[ENTRIES PROVIDED start]

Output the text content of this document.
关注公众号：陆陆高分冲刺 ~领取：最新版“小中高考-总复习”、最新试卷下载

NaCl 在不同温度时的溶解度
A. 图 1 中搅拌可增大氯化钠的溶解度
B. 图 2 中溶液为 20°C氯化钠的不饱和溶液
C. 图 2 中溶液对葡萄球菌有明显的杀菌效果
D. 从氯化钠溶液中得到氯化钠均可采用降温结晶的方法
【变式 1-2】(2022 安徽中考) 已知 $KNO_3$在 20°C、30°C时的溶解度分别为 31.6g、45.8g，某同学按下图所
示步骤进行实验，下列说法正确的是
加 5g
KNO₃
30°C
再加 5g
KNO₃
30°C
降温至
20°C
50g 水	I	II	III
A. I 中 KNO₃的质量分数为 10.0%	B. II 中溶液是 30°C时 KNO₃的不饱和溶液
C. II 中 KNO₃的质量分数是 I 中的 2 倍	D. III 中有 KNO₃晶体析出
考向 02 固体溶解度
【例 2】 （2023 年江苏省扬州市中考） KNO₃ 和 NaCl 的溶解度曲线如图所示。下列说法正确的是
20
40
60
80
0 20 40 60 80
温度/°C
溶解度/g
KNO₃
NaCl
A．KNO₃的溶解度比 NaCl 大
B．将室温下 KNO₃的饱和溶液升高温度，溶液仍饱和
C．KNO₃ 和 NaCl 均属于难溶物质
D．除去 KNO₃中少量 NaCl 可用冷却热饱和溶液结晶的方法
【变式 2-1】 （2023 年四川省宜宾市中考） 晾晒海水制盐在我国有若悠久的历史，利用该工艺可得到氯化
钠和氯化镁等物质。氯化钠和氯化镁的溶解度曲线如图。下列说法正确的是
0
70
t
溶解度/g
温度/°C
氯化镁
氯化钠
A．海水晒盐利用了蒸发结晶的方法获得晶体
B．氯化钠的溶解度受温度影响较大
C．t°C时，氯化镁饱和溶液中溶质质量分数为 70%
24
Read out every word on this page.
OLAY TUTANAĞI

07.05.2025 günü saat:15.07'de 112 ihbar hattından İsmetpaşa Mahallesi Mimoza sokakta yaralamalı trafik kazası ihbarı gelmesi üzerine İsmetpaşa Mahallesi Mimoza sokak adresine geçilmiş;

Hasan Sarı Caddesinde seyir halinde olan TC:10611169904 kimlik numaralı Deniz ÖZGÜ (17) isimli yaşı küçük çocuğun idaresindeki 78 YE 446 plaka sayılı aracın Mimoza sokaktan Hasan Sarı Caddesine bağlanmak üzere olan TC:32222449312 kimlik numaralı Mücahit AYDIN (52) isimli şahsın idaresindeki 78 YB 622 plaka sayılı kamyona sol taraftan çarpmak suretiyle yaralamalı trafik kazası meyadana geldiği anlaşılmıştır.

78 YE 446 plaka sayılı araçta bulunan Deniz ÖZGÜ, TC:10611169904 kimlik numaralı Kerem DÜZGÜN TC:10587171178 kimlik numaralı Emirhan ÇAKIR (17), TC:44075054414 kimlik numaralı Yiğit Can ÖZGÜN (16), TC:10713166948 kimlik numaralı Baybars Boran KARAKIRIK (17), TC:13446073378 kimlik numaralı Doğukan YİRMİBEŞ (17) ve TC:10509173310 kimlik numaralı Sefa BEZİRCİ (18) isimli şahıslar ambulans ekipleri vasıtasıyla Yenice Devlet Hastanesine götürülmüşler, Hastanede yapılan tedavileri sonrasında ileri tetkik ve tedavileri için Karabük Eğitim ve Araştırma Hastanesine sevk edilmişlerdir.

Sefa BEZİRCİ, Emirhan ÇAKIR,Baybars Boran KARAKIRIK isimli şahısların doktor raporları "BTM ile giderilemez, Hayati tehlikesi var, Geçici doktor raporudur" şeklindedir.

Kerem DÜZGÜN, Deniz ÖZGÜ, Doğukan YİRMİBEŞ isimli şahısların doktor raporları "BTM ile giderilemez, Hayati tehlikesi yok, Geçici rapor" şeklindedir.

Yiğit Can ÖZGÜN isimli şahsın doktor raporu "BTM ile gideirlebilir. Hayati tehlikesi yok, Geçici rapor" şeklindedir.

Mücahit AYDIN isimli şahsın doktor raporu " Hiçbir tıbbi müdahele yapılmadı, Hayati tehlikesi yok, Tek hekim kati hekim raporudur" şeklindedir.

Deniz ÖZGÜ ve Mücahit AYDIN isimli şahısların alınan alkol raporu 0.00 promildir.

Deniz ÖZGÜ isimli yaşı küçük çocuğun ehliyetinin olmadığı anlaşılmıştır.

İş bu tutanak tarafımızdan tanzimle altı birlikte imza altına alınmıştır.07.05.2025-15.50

[ENTRIES PROVIDED end]

## GOAL
Say, as a number only, how many lines of the data contain "下列说法正确的是".

## RESPONSE
3